* **Your instructions**
Write what comes next in the report about RBS threads getting stuck on the client side, picking up right after its last line.

Summary:
In one of the customer environments, we saw a case where RBS threads get stuck on the client side with the following stack
```
<tr><td>rpc_tp_TabletServer-high-pri_13-231</td><td>6.940s</td><td>0.000s</td><td>0.000s</td><td rowspan="43"><pre> @ 0x7ffff6bafffc __GI_nanosleep
@ 0x3b52cca yb::RateLimiter::UpdateTimeSlotSizeAndMaybeSleep()
@ 0x37dad42 yb::tserver::RemoteBootstrapFileDownloader::DownloadFile<>()
@ 0x37d9f00 yb::tserver::RemoteBootstrapFileDownloader::DownloadFile()
@ 0x37d5dfe yb::tserver::RemoteBootstrapClient::FetchAll()
@ 0x384f845 yb::tserver::TSTabletManager::StartRemoteBootstrap()
@ 0x3837b65 yb::tserver::ConsensusServiceImpl::StartRemoteBootstrap()
@ 0x2ee5482 std::__1::__function::__func<>::operator()()
@ 0x2eec415 yb::consensus::ConsensusServiceIf::Handle()
@ 0x3584537 yb::rpc::ServicePoolImpl::Handle()

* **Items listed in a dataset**
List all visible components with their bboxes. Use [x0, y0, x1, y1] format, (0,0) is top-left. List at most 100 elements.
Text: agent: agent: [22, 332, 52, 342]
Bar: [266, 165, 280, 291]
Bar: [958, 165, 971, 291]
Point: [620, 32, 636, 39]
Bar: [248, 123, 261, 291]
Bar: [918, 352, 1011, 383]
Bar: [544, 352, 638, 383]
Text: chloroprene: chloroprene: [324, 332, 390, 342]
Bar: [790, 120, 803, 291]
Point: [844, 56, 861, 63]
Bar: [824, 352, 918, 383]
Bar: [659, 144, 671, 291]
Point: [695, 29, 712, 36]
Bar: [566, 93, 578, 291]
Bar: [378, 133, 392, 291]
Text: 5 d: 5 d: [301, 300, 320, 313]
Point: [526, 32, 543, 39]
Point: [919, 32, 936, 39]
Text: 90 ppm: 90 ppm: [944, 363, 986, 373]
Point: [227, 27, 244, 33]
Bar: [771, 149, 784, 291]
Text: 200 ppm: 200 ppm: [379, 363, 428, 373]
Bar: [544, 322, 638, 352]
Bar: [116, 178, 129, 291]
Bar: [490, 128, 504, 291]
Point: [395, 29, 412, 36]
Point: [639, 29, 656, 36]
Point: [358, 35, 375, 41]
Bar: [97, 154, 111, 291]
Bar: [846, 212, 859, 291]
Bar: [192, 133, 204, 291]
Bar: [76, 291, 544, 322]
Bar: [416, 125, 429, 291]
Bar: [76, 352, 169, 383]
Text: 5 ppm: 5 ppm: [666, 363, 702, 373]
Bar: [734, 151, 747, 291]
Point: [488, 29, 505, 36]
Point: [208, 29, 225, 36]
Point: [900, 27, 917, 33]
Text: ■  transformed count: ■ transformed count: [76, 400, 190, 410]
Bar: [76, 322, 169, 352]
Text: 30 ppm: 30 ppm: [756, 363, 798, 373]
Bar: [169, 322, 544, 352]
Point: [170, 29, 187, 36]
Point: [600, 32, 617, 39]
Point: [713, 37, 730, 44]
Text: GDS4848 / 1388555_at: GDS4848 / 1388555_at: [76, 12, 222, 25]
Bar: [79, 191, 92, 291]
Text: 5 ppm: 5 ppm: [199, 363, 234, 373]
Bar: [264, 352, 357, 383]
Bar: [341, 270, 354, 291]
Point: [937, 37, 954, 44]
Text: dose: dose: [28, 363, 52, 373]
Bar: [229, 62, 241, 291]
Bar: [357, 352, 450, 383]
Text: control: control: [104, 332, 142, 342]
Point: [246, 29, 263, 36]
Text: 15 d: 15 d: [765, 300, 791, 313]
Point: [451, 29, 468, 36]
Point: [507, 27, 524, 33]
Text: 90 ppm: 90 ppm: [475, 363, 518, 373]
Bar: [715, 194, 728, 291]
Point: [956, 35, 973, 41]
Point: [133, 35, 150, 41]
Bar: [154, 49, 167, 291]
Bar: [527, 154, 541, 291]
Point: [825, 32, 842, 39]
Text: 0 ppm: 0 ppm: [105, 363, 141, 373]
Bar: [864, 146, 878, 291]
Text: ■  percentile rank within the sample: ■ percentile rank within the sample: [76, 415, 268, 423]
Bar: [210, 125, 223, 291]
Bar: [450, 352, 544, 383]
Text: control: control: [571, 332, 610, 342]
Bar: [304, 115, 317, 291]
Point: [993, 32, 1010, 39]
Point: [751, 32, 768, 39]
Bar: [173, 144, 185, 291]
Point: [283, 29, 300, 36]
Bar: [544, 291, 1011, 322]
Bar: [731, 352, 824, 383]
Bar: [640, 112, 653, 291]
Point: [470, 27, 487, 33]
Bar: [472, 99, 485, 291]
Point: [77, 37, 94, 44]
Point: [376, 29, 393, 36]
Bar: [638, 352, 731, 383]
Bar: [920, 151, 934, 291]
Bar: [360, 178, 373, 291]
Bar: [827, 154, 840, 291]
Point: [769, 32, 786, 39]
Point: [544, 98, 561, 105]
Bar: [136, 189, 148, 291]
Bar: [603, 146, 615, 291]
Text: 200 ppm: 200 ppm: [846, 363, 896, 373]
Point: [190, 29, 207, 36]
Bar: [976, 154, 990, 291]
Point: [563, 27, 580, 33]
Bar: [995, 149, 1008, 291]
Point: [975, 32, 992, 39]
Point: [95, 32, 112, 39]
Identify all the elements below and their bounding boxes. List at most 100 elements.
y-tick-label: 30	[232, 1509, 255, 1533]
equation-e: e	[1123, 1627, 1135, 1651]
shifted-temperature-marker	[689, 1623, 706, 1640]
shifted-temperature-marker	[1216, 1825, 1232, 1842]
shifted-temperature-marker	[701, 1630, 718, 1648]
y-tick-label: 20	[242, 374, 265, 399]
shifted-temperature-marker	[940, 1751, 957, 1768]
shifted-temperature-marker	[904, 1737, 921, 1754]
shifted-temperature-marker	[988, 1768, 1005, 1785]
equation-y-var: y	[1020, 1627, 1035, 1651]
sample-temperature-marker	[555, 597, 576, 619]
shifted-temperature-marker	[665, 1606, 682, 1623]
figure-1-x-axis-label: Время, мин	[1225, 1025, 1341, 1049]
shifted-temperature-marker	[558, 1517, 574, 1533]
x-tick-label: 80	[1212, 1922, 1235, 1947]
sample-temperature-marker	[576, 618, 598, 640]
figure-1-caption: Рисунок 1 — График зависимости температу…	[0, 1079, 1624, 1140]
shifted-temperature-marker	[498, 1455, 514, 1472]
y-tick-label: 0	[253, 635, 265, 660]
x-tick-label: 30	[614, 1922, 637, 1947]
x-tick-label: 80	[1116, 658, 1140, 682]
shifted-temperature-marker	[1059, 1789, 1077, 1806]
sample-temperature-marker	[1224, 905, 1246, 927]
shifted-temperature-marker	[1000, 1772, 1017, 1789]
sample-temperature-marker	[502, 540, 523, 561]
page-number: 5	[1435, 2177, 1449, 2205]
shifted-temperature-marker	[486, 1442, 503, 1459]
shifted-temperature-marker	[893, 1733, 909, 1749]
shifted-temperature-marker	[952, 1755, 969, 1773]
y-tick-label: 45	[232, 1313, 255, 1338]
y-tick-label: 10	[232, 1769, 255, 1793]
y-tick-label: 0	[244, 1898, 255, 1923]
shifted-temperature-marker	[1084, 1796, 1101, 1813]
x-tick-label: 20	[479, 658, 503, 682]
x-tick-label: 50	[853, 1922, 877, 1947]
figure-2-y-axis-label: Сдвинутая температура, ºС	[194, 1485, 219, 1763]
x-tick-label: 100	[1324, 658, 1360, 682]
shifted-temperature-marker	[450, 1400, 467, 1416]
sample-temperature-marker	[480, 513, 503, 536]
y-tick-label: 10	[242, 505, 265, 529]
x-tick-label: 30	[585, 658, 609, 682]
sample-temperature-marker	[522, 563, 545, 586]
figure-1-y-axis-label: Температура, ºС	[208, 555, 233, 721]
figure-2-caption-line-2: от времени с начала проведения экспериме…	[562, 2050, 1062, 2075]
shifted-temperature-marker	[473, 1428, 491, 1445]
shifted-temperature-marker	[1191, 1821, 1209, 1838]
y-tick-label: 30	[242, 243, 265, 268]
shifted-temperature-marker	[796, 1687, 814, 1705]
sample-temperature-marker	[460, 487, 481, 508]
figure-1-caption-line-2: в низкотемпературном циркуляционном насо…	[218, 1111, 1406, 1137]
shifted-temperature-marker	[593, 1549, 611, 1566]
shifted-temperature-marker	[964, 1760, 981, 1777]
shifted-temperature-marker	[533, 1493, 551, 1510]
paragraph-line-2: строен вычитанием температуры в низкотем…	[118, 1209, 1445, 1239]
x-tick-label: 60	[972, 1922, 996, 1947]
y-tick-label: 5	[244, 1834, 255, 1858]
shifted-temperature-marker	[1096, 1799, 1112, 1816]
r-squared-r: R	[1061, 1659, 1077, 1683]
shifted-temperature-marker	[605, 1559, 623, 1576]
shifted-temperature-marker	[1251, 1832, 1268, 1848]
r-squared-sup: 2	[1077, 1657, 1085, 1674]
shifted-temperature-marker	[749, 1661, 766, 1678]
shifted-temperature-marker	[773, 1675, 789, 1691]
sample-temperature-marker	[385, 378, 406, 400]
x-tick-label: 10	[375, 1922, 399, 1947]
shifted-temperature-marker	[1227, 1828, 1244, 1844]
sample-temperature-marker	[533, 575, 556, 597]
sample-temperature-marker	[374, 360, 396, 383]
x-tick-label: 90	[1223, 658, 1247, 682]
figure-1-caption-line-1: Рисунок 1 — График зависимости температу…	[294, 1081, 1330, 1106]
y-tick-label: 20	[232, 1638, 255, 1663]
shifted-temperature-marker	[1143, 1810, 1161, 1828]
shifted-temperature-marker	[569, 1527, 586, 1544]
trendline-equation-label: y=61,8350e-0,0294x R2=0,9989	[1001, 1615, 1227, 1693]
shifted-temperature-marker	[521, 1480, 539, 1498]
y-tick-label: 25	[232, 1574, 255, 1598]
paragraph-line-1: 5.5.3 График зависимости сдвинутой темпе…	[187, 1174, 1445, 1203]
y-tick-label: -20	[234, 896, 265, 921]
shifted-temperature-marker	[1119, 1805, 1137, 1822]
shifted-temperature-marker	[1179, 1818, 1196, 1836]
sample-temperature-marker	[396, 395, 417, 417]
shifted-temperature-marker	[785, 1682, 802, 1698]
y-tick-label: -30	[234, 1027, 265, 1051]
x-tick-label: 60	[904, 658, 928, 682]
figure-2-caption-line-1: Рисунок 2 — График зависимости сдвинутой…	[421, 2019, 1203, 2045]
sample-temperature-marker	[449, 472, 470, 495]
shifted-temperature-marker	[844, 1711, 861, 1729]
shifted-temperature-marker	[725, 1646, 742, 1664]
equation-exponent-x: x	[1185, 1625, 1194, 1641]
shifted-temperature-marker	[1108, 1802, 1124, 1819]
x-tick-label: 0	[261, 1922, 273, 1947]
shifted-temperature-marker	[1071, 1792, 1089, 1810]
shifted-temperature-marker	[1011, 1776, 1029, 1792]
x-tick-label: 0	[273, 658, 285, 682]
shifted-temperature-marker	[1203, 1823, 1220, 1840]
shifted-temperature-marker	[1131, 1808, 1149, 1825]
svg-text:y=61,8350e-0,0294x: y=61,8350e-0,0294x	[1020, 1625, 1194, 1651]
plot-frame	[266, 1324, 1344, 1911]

* **Response to the exercise**
@ 0x34d2ec4 yb::rpc::InboundCall::InboundCallTask::Run()
@ 0x359351c yb::rpc::(anonymous namespace)::Worker::Execute()
@ 0x3b805d3 yb::Thread::SuperviseThread()
@ 0x7ffff66de693 start_thread
@ 0x7ffff6be041c __clone
```
```
<tr><td>rpc_tp_TabletServer-high-pri_377-12804</td><td>979.670s</td><td>0.000s</td><td>0.000s</td><td rowspan="1"><pre> @ 0x7ffff6bafffc __GI_nanosleep
@ 0x3b52cca yb::RateLimiter::UpdateTimeSlotSizeAndMaybeSleep()
```
This diff enhances the visibility for any unexpected rate limiter sleep times that could have creeped in either due to math overflow/or other clock issues. Note that we don't see any possible math overflow issues though.
Jira: DB-13252
Test Plan:
Jenkins
Manually tested the logging part, can see the following.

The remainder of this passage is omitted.